● **Given records**
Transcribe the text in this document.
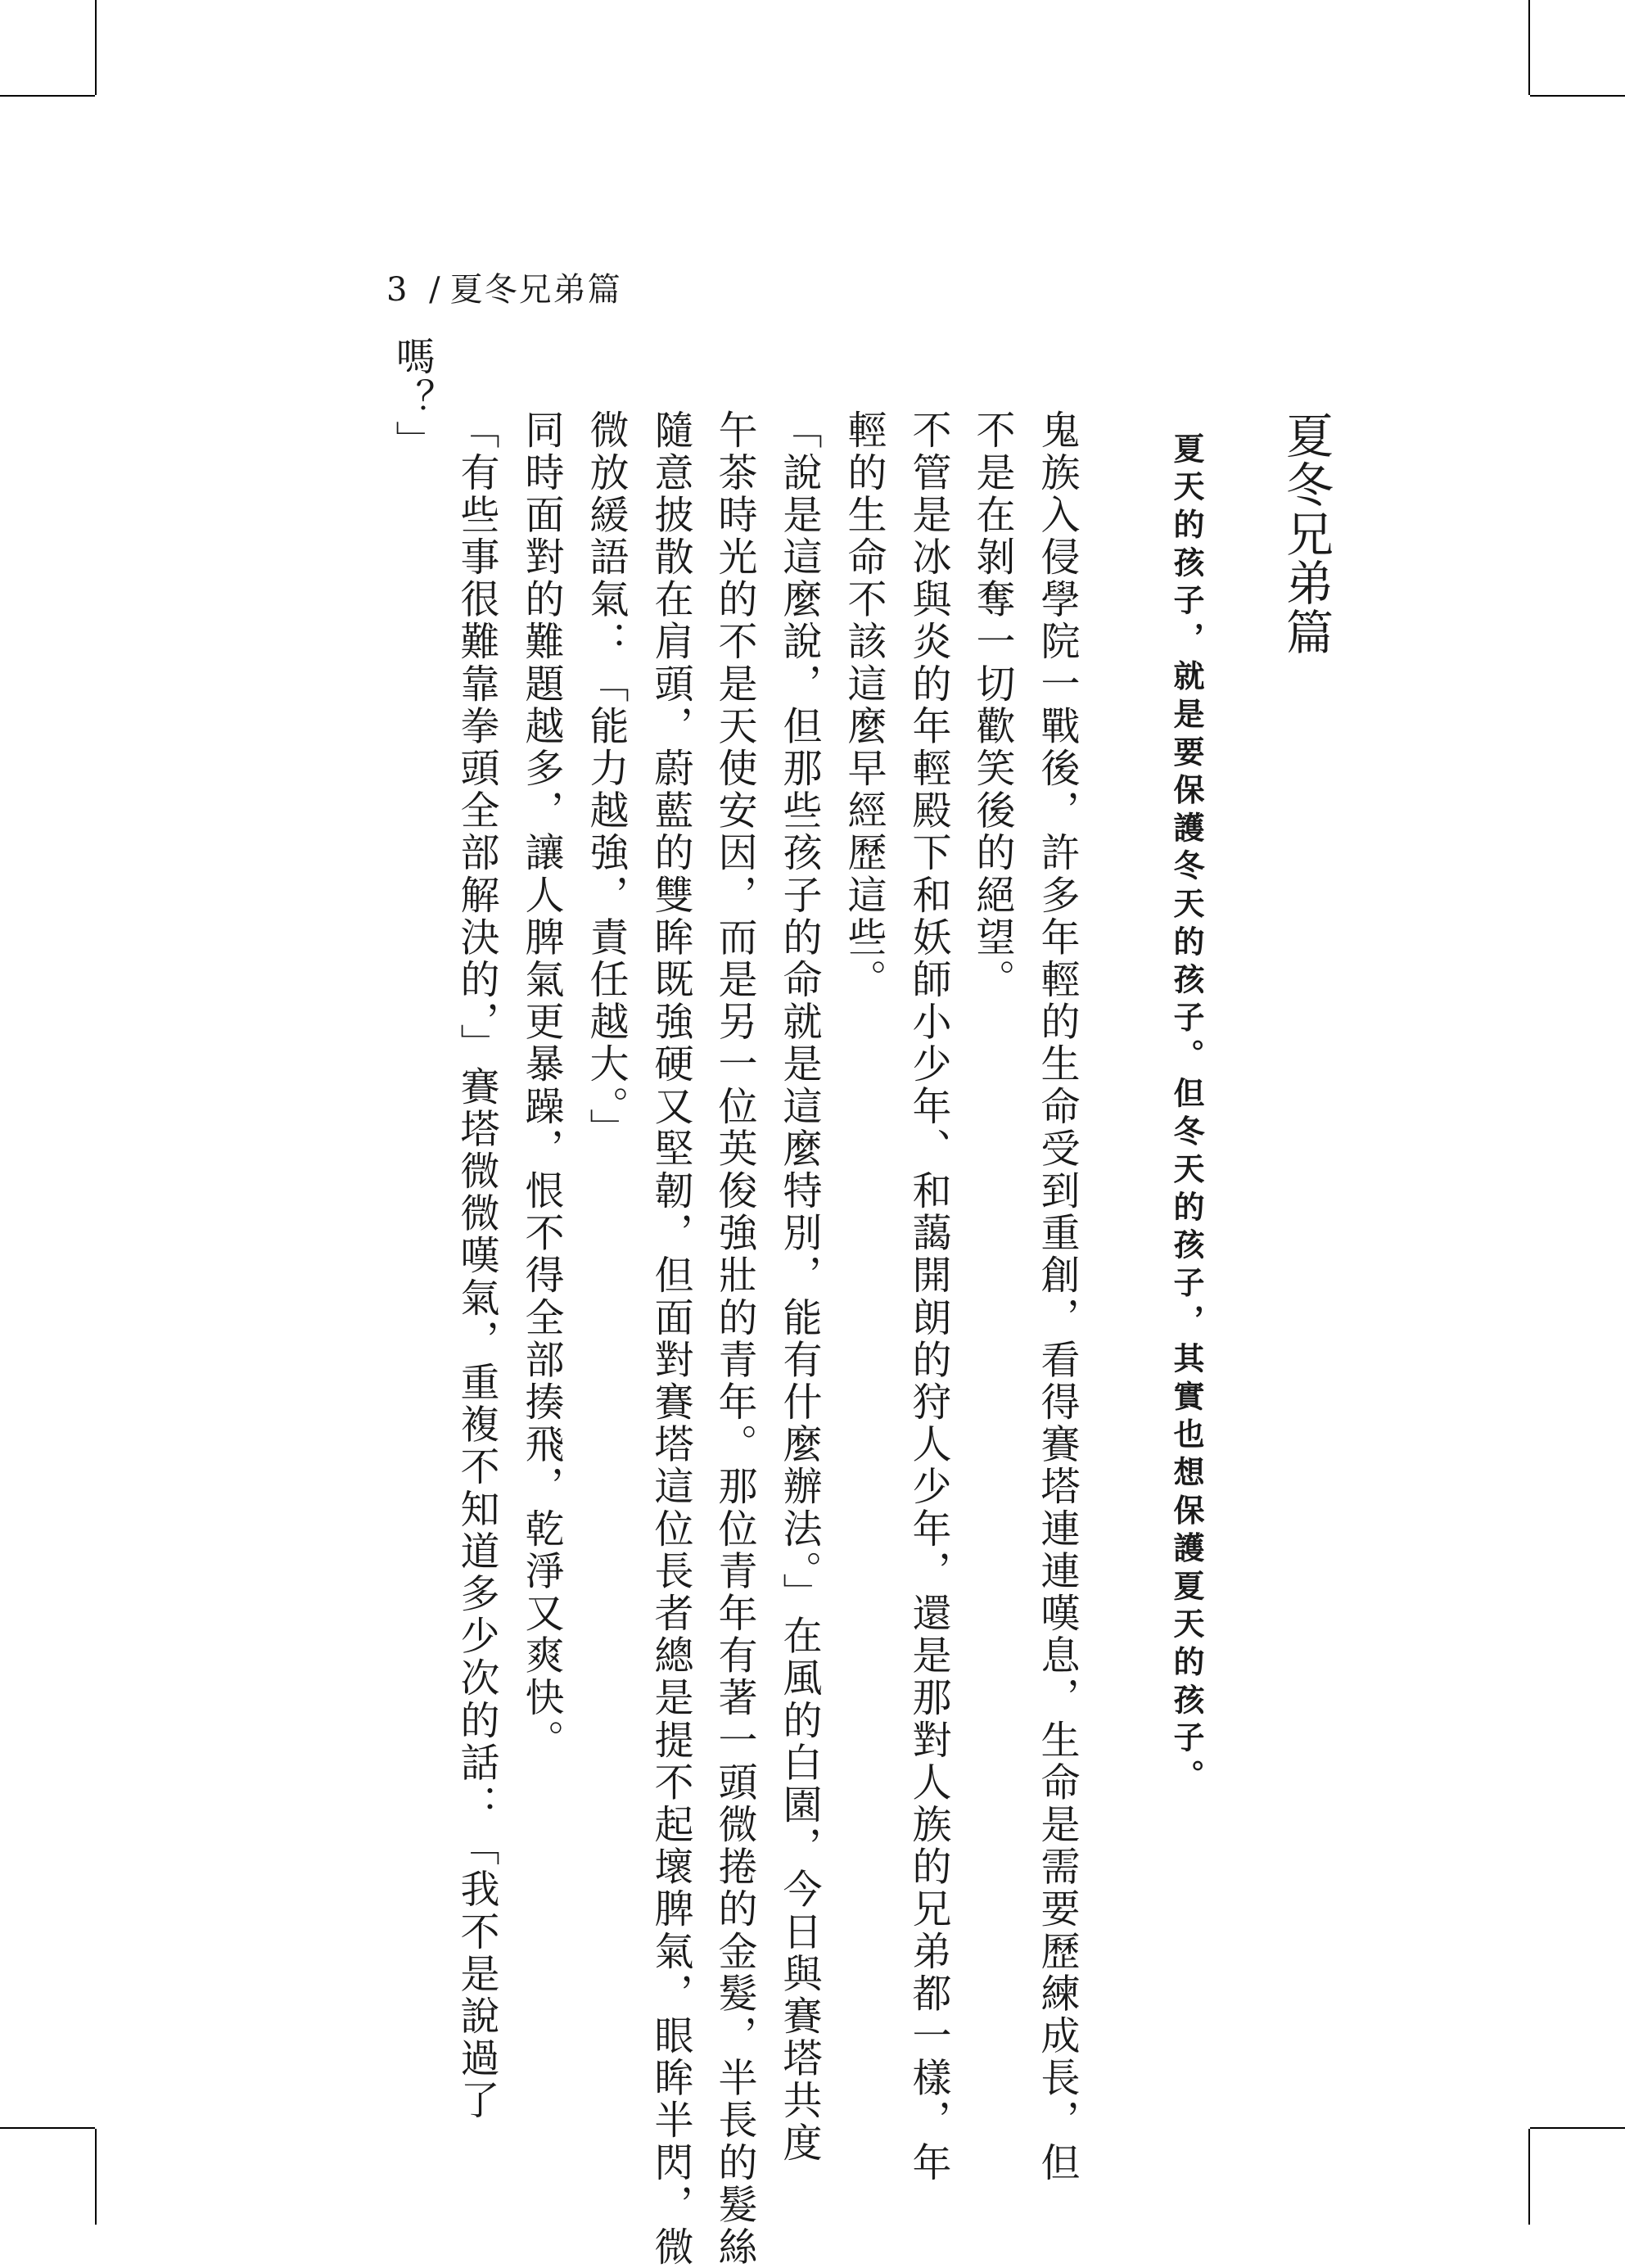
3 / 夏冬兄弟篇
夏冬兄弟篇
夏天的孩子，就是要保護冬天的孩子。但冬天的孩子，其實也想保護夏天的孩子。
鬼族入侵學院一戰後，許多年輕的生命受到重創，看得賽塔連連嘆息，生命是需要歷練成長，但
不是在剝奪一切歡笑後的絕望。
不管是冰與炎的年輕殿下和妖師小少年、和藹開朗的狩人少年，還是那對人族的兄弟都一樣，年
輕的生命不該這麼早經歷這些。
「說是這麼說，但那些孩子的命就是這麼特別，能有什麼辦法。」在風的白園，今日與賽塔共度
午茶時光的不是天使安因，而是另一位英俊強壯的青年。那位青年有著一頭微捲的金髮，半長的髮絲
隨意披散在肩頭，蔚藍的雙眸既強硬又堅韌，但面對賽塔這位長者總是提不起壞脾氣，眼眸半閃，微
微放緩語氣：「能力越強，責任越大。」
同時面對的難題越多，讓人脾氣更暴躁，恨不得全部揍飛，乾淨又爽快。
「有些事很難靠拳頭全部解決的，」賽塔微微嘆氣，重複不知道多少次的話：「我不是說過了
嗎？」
...
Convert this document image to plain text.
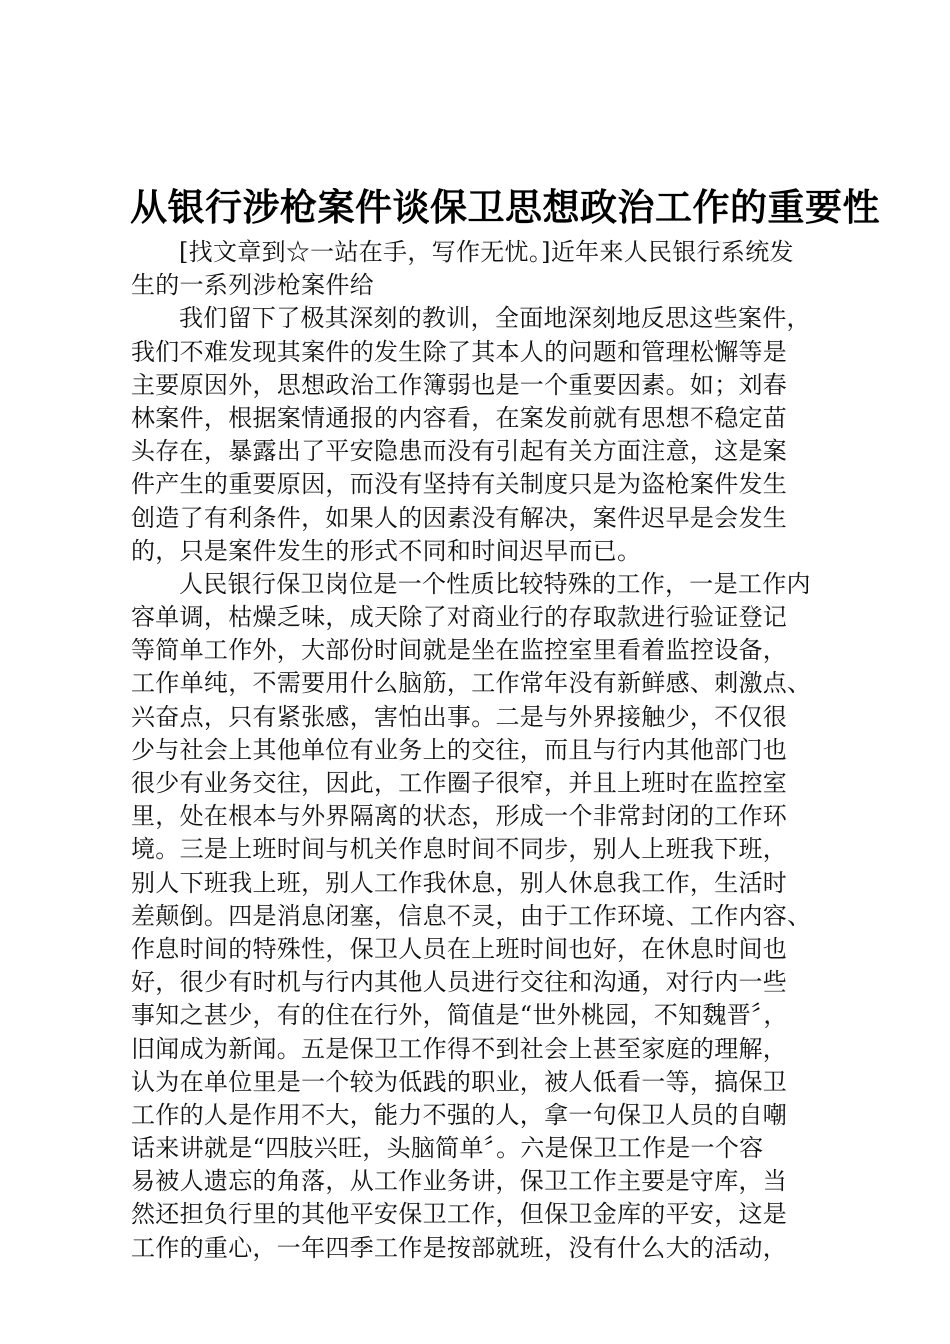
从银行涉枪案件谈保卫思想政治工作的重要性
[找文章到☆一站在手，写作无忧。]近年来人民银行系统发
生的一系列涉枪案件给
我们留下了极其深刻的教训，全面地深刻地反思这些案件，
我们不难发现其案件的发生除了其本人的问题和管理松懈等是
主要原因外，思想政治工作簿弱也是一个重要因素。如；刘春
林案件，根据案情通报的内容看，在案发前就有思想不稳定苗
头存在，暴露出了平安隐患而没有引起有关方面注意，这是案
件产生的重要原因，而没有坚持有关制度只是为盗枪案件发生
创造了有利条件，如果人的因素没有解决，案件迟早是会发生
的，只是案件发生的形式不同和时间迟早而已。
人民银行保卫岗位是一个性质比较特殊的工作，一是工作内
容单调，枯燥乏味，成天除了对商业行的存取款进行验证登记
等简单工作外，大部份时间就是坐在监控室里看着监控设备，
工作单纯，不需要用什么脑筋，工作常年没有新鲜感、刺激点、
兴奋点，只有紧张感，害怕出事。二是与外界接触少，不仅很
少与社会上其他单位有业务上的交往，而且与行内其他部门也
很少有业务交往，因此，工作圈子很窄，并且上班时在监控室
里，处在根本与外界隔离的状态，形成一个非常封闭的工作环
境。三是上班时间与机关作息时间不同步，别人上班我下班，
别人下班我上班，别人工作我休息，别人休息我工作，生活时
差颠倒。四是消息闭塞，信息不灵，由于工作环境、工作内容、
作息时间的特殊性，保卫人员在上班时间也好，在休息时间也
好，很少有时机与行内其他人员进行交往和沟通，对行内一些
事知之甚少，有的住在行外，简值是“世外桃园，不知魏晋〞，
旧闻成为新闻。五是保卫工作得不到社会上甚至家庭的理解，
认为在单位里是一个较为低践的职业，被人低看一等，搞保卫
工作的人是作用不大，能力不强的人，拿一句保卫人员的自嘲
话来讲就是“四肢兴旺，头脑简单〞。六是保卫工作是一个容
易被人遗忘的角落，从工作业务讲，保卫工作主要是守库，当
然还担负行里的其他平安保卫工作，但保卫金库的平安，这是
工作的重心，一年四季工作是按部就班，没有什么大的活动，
* * *
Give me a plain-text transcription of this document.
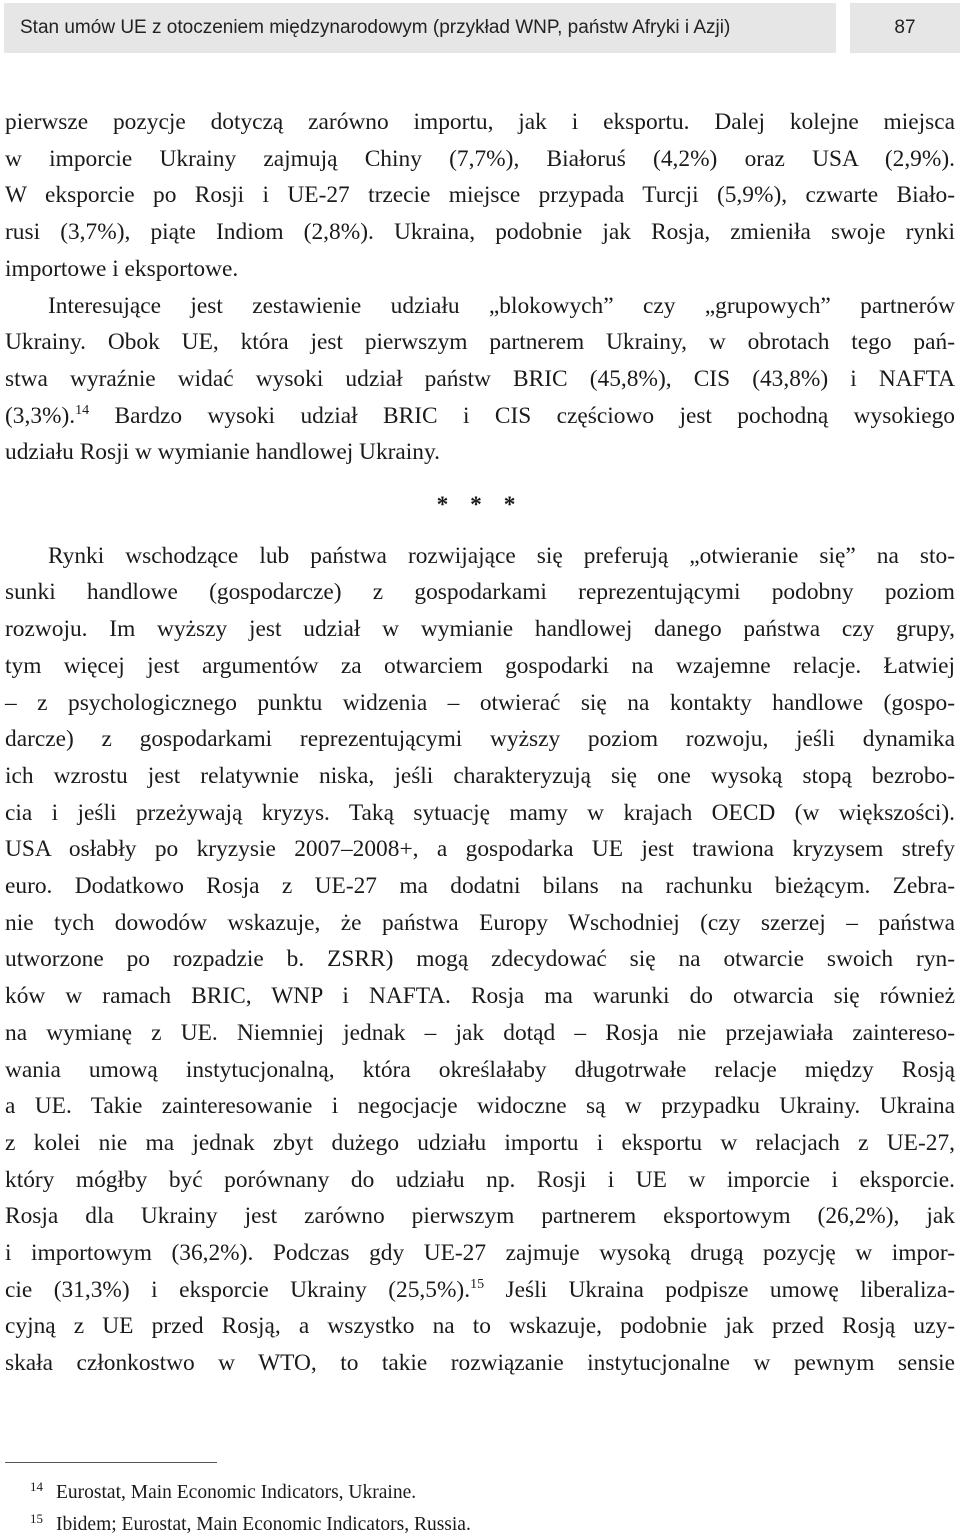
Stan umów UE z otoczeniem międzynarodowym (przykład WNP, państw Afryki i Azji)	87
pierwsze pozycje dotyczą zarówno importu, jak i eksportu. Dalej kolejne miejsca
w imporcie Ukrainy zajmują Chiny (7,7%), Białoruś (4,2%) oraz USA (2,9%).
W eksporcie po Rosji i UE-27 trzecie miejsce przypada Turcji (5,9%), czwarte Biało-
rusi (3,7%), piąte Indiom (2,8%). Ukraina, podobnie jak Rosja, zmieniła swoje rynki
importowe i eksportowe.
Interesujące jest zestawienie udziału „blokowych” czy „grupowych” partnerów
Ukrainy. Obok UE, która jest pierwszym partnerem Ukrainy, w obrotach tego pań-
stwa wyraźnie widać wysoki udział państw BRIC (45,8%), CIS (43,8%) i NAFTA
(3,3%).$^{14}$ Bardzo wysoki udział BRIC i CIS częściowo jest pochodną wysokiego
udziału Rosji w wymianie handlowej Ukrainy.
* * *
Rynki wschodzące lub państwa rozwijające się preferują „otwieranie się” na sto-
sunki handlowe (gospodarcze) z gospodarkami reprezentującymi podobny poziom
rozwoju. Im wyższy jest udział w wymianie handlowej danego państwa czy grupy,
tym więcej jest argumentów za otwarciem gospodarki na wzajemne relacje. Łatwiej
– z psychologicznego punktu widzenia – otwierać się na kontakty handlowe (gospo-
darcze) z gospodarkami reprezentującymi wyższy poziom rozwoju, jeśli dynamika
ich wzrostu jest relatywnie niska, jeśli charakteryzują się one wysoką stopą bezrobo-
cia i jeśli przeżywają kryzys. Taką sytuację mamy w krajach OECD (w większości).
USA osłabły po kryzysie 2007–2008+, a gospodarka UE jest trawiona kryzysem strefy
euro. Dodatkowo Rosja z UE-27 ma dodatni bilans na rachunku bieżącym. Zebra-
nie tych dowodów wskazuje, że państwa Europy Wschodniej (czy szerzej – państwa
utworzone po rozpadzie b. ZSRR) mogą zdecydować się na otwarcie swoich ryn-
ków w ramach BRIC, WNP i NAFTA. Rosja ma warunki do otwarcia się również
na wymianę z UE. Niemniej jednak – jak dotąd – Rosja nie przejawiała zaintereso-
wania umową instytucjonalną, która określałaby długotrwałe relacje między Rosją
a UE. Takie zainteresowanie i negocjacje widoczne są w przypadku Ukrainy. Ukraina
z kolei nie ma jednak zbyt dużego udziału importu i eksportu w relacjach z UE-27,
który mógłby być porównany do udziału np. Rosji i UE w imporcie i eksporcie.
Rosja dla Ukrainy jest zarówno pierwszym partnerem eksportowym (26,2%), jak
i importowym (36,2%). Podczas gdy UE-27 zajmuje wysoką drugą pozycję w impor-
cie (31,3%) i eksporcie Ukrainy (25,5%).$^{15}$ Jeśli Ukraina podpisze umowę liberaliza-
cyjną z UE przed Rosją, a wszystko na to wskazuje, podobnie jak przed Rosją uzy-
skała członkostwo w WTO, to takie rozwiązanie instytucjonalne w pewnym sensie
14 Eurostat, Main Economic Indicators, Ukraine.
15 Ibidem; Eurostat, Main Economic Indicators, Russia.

● **What this task involves**
Examine the entries and report how many of their lines contain the string "wysoki", giving no more than the number.

● **The response**
2